All records below must be retyped exactly.

________________

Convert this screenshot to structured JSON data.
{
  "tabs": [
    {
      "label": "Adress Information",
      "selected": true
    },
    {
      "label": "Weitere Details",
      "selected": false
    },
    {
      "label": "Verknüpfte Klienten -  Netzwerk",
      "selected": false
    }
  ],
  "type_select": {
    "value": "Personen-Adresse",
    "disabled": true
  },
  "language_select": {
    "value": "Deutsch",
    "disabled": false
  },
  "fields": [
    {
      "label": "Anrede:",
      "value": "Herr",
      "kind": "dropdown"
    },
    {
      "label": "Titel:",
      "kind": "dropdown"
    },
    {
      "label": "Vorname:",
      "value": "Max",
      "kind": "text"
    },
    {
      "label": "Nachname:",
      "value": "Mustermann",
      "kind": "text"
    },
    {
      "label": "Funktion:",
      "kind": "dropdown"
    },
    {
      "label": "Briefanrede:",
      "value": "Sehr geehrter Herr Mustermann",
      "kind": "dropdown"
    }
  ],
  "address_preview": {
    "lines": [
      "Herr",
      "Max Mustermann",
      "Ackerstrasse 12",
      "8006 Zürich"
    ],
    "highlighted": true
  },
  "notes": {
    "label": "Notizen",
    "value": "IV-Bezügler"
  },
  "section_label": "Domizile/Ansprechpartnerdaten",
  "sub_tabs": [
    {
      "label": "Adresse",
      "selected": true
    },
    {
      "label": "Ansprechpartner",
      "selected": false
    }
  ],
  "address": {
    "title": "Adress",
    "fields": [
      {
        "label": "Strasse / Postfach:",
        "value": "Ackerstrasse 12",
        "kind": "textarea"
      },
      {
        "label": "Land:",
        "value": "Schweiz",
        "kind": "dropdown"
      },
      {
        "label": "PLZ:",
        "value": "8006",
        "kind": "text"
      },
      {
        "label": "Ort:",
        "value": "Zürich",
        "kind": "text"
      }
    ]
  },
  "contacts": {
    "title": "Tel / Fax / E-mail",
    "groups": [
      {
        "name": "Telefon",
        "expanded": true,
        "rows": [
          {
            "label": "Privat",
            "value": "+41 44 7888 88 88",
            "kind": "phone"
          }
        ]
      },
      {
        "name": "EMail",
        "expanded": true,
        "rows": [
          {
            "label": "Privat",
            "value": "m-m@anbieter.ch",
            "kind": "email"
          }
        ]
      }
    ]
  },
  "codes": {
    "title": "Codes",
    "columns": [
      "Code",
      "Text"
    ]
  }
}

________________

# ANSWER TO THIS PROBLEM
Convert this screenshot to structured JSON data.
{
  "tabs": [
    {
      "label": "Adress Information",
      "selected": true
    },
    {
      "label": "Weitere Details",
      "selected": false
    },
    {
      "label": "Verknüpfte Klienten -  Netzwerk",
      "selected": false
    }
  ],
  "type_select": {
    "value": "Personen-Adresse",
    "disabled": true
  },
  "language_select": {
    "value": "Deutsch",
    "disabled": false
  },
  "fields": [
    {
      "label": "Anrede:",
      "value": "Herr",
      "kind": "dropdown"
    },
    {
      "label": "Titel:",
      "kind": "dropdown"
    },
    {
      "label": "Vorname:",
      "value": "Max",
      "kind": "text"
    },
    {
      "label": "Nachname:",
      "value": "Mustermann",
      "kind": "text"
    },
    {
      "label": "Funktion:",
      "kind": "dropdown"
    },
    {
      "label": "Briefanrede:",
      "value": "Sehr geehrter Herr Mustermann",
      "kind": "dropdown"
    }
  ],
  "address_preview": {
    "lines": [
      "Herr",
      "Max Mustermann",
      "Ackerstrasse 12",
      "8006 Zürich"
    ],
    "highlighted": true
  },
  "notes": {
    "label": "Notizen",
    "value": "IV-Bezügler"
  },
  "section_label": "Domizile/Ansprechpartnerdaten",
  "sub_tabs": [
    {
      "label": "Adresse",
      "selected": true
    },
    {
      "label": "Ansprechpartner",
      "selected": false
    }
  ],
  "address": {
    "title": "Adress",
    "fields": [
      {
        "label": "Strasse / Postfach:",
        "value": "Ackerstrasse 12",
        "kind": "textarea"
      },
      {
        "label": "Land:",
        "value": "Schweiz",
        "kind": "dropdown"
      },
      {
        "label": "PLZ:",
        "value": "8006",
        "kind": "text"
      },
      {
        "label": "Ort:",
        "value": "Zürich",
        "kind": "text"
      }
    ]
  },
  "contacts": {
    "title": "Tel / Fax / E-mail",
    "groups": [
      {
        "name": "Telefon",
        "expanded": true,
        "rows": [
          {
            "label": "Privat",
            "value": "+41 44 7888 88 88",
            "kind": "phone"
          }
        ]
      },
      {
        "name": "EMail",
        "expanded": true,
        "rows": [
          {
            "label": "Privat",
            "value": "m-m@anbieter.ch",
            "kind": "email"
          }
        ]
      }
    ]
  },
  "codes": {
    "title": "Codes",
    "columns": [
      "Code",
      "Text"
    ]
  }
}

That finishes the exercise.